Start

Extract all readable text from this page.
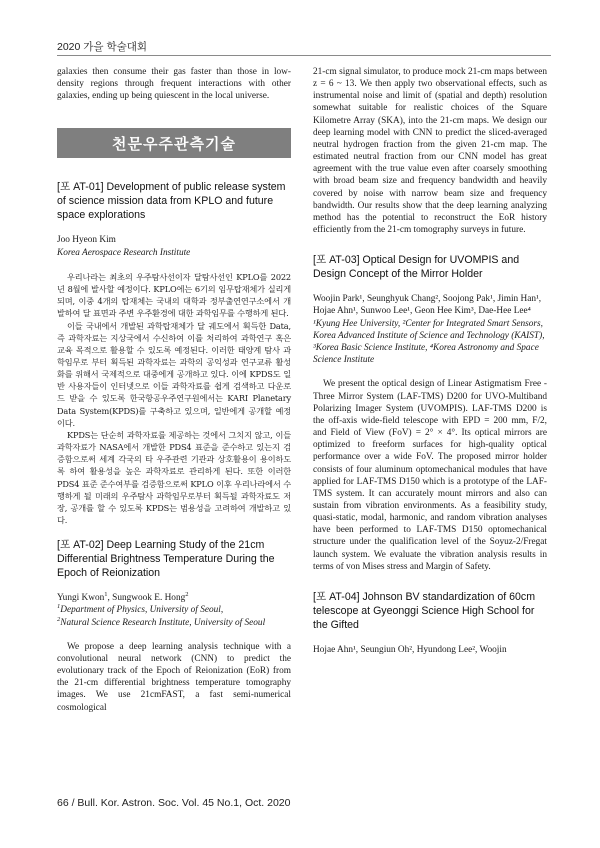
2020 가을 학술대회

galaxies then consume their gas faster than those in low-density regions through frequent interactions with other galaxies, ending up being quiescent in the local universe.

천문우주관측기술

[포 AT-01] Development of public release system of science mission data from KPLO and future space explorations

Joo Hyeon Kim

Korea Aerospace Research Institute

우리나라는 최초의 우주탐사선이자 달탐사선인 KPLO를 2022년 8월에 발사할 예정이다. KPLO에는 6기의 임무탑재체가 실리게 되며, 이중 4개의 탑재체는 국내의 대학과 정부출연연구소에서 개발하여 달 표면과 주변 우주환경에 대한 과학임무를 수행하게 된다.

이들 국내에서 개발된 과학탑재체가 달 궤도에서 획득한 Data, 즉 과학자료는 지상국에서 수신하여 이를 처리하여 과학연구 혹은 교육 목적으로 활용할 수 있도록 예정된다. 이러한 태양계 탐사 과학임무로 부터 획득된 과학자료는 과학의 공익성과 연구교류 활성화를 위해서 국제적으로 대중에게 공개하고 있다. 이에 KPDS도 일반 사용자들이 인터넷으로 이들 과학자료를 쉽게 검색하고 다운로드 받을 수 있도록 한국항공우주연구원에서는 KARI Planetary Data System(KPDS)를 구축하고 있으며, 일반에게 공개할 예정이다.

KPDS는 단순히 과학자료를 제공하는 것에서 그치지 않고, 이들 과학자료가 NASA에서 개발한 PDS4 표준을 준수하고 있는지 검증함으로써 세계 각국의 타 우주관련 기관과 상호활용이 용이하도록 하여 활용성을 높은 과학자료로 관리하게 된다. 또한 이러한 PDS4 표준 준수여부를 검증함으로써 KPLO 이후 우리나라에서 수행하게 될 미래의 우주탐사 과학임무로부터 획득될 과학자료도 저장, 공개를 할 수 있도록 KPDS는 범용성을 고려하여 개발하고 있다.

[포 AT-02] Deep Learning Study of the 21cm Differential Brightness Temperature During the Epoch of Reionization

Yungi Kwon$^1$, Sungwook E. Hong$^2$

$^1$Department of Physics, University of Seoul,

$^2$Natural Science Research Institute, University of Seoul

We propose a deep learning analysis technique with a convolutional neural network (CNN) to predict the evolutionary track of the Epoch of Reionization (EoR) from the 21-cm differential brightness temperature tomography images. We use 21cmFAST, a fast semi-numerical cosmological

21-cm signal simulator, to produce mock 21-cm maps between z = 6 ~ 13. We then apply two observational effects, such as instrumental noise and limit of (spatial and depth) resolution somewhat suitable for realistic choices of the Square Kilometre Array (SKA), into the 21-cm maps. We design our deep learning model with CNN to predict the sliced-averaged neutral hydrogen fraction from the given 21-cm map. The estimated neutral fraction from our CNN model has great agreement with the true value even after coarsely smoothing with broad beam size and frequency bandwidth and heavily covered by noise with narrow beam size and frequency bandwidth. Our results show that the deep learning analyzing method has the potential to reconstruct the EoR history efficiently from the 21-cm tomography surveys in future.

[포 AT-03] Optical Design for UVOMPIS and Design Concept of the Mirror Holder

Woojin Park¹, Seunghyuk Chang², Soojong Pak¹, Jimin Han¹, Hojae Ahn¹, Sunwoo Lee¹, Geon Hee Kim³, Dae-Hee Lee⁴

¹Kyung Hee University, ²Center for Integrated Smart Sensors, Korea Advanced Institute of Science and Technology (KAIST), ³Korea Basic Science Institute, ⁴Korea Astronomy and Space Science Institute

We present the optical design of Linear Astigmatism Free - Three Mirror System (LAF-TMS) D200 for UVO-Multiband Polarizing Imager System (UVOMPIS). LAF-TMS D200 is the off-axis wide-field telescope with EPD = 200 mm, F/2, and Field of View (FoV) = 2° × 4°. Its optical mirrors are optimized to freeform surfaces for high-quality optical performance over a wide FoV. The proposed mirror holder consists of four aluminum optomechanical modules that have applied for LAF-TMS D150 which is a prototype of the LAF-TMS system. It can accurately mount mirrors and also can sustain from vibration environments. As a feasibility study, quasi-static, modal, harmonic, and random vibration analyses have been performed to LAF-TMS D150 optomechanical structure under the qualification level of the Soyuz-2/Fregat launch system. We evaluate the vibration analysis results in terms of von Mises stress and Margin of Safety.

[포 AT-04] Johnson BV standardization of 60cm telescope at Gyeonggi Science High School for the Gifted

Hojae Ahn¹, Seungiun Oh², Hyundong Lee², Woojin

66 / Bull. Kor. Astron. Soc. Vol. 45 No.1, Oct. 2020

End
Start

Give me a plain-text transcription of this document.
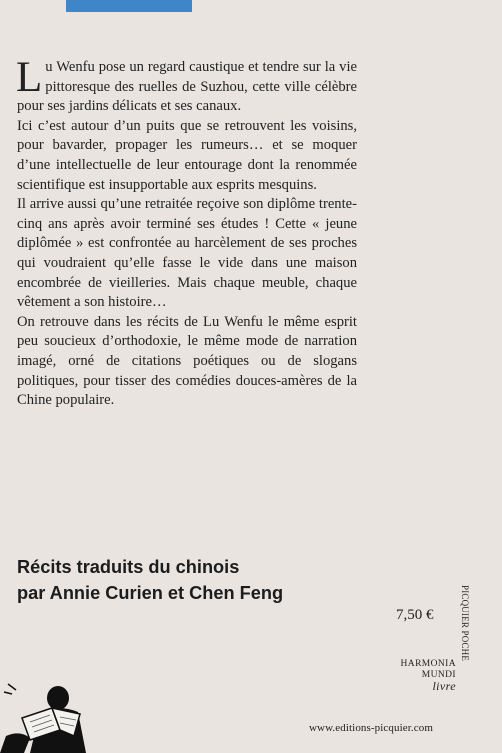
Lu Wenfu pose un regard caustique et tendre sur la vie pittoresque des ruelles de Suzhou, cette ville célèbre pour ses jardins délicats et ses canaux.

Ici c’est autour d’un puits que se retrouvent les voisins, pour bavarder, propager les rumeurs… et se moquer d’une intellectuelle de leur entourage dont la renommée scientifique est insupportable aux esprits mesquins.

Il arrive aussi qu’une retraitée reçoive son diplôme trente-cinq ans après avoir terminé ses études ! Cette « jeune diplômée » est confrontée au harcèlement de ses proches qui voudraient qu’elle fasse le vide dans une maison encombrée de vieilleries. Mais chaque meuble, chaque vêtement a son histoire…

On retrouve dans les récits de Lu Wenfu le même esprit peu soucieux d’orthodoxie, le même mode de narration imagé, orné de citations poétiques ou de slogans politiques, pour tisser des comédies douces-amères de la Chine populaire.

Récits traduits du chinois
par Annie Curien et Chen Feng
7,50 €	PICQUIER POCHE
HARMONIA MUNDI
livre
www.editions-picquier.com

End

* **Task objective**
Copy every line of the records above that holds the word "Research".

* **Answer to this task**
Korea Aerospace Research Institute
$^2$Natural Science Research Institute, University of Seoul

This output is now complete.